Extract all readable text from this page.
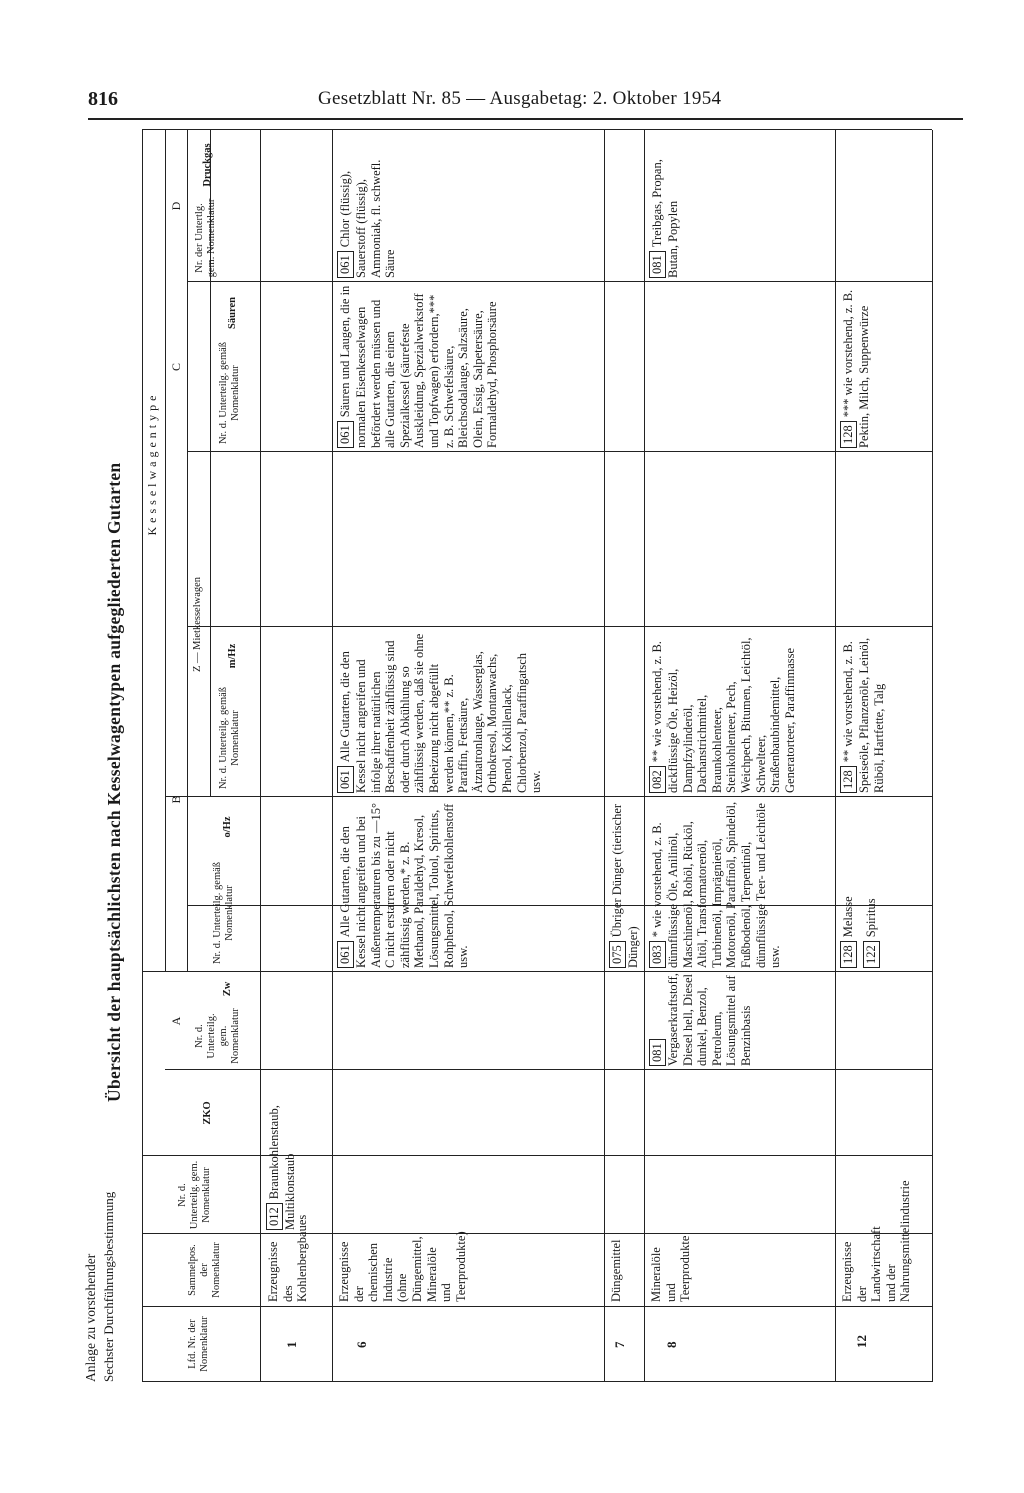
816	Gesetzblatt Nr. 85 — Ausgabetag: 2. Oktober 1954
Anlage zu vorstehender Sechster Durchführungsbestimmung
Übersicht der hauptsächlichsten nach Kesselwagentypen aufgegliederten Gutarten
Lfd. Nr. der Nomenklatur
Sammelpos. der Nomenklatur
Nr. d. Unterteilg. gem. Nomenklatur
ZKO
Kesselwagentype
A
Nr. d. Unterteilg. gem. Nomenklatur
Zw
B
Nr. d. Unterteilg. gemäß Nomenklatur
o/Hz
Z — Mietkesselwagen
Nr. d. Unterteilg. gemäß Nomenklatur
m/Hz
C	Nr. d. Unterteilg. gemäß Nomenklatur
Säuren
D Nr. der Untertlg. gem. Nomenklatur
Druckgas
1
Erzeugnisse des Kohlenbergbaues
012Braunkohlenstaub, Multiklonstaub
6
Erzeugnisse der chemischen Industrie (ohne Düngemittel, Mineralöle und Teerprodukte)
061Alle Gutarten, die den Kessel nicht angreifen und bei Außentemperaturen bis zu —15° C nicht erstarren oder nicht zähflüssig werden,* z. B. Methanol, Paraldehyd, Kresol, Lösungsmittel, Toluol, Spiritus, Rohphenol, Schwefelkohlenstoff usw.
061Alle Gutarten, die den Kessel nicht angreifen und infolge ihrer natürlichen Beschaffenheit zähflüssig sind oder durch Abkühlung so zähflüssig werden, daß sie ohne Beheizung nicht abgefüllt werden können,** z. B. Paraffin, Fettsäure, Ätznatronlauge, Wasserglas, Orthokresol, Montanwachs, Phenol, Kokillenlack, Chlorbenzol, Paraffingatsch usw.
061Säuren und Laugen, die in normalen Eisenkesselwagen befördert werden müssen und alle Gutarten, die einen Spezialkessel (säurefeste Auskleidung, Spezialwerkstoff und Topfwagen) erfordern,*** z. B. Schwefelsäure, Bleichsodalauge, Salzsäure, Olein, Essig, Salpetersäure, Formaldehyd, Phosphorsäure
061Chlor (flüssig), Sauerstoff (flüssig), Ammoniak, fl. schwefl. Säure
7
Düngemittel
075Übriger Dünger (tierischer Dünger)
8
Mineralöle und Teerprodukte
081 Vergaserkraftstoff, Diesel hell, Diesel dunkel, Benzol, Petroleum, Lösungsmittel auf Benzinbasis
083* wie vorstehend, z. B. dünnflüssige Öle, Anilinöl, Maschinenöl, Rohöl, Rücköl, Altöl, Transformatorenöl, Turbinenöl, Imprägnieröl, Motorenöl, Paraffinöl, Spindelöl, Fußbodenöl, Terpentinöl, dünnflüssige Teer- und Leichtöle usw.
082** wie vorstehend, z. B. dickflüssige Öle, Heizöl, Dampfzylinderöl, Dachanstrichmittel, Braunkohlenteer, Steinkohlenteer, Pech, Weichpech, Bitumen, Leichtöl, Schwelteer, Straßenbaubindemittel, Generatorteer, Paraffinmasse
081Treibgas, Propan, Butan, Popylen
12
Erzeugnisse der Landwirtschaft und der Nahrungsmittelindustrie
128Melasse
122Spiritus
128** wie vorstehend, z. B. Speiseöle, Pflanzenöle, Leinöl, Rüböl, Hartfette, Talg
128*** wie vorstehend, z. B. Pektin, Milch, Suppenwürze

==

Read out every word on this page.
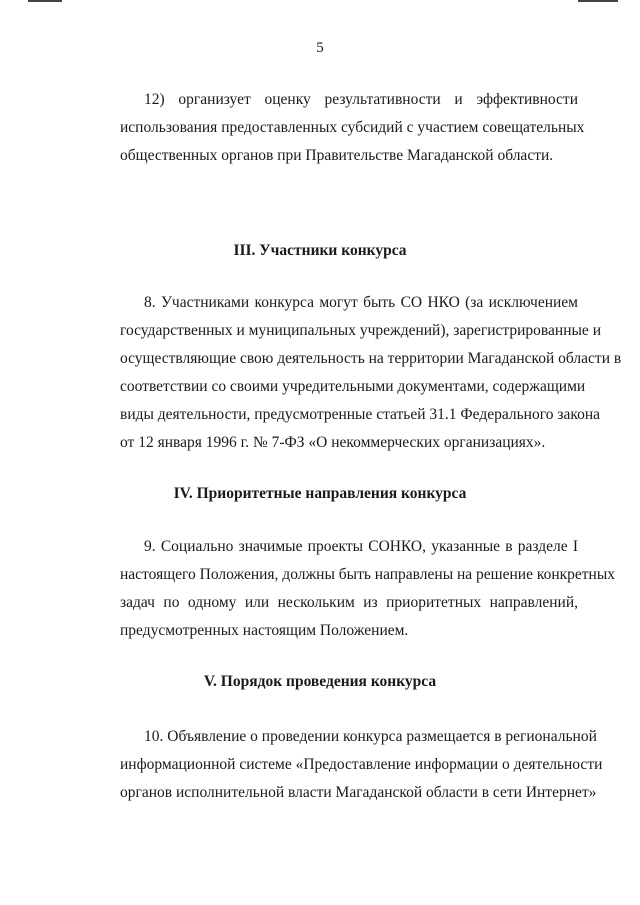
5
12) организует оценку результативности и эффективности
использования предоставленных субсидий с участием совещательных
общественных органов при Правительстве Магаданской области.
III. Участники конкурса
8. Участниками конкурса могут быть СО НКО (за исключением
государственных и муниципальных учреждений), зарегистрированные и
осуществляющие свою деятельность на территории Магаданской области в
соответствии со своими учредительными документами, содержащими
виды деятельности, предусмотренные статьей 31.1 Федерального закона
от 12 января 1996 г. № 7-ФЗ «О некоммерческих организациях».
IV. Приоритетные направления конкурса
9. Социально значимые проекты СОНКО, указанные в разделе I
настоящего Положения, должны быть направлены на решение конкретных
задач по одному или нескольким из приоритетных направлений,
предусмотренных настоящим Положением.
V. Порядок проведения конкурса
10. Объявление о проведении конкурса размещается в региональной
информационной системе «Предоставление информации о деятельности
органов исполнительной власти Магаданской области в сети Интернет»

## What the task asks:
Filter the data, keeping only the lines that contain "ohne".

## Result of this exercise:
Erzeugnisse der chemischen Industrie (ohne Düngemittel, Mineralöle und Teerprodukte)
061Alle Gutarten, die den Kessel nicht angreifen und infolge ihrer natürlichen Beschaffenheit zähflüssig sind oder durch Abkühlung so zähflüssig werden, daß sie ohne Beheizung nicht abgefüllt werden können,** z. B. Paraffin, Fettsäure, Ätznatronlauge, Wasserglas, Orthokresol, Montanwachs, Phenol, Kokillenlack, Chlorbenzol, Paraffingatsch usw.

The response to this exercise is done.